### Aim of the task
Return each line of the material below that contains the word "screenshot". Case counts.
-- Start of Exercise materials --
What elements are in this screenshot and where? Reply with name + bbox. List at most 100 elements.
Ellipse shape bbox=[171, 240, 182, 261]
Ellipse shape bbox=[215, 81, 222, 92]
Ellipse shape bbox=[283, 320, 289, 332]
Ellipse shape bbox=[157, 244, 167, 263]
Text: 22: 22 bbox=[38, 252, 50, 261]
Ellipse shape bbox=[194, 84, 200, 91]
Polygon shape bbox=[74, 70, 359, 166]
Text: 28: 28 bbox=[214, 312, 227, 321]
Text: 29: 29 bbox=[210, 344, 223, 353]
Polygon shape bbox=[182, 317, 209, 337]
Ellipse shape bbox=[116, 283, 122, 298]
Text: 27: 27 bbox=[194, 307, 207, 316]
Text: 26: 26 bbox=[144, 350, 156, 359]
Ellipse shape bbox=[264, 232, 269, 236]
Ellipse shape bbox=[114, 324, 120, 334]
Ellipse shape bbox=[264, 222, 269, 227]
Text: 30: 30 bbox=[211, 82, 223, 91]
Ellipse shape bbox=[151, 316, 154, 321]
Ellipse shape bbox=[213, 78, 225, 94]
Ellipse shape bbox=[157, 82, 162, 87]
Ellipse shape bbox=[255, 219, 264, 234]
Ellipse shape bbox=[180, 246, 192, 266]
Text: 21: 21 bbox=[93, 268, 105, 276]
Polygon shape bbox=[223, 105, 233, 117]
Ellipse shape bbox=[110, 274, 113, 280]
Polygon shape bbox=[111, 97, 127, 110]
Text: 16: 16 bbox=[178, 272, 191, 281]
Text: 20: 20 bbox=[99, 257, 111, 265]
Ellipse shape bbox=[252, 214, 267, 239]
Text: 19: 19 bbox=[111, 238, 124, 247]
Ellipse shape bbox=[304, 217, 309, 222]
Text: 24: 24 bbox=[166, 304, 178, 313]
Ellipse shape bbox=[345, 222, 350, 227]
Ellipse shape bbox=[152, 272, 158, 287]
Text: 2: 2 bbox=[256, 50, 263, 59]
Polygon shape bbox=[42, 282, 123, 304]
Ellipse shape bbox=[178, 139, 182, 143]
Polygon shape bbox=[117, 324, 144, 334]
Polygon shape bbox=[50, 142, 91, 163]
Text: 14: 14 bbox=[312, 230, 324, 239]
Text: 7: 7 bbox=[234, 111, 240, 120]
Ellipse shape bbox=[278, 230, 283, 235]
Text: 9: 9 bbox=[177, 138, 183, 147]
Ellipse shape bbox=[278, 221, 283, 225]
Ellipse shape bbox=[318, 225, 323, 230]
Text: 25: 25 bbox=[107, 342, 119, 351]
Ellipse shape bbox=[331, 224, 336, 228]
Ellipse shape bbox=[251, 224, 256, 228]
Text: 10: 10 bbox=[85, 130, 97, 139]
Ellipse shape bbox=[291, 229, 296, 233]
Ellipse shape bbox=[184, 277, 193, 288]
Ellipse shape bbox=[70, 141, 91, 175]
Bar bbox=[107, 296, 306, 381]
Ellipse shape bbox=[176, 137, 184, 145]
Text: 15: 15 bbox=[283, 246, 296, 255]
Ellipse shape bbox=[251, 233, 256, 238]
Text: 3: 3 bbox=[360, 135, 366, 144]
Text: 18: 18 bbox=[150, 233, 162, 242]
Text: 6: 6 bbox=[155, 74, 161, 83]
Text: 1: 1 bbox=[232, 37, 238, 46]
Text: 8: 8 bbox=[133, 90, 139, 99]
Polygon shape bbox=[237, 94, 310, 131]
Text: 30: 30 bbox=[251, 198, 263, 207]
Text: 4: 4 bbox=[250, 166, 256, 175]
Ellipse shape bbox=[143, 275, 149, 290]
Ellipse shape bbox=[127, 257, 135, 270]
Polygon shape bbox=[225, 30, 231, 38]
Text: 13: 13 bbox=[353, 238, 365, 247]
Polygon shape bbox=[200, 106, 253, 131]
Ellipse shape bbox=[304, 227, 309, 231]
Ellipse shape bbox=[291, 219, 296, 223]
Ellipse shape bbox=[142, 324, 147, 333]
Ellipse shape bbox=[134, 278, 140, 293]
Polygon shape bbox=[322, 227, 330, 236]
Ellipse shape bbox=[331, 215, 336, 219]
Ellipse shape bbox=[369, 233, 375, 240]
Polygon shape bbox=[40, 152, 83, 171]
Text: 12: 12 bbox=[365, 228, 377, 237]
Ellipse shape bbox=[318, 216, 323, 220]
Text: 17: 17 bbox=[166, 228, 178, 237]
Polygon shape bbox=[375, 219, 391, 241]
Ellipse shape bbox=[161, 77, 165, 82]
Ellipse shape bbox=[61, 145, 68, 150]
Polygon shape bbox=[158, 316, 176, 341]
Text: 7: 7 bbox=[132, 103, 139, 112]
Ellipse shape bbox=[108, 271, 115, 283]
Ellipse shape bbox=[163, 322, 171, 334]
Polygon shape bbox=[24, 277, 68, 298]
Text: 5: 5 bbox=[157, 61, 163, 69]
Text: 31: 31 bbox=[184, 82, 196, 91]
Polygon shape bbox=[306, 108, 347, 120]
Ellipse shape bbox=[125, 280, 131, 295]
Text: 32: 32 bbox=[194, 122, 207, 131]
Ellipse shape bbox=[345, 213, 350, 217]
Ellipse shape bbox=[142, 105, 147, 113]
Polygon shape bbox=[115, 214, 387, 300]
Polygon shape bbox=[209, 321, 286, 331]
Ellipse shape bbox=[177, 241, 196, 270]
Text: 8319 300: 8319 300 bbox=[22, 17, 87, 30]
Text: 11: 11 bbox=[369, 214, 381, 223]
-- End of Exercise materials --
### Output for this exercise
What elements are in this screenshot and where? Reply with name + bbox. List at most 100 elements.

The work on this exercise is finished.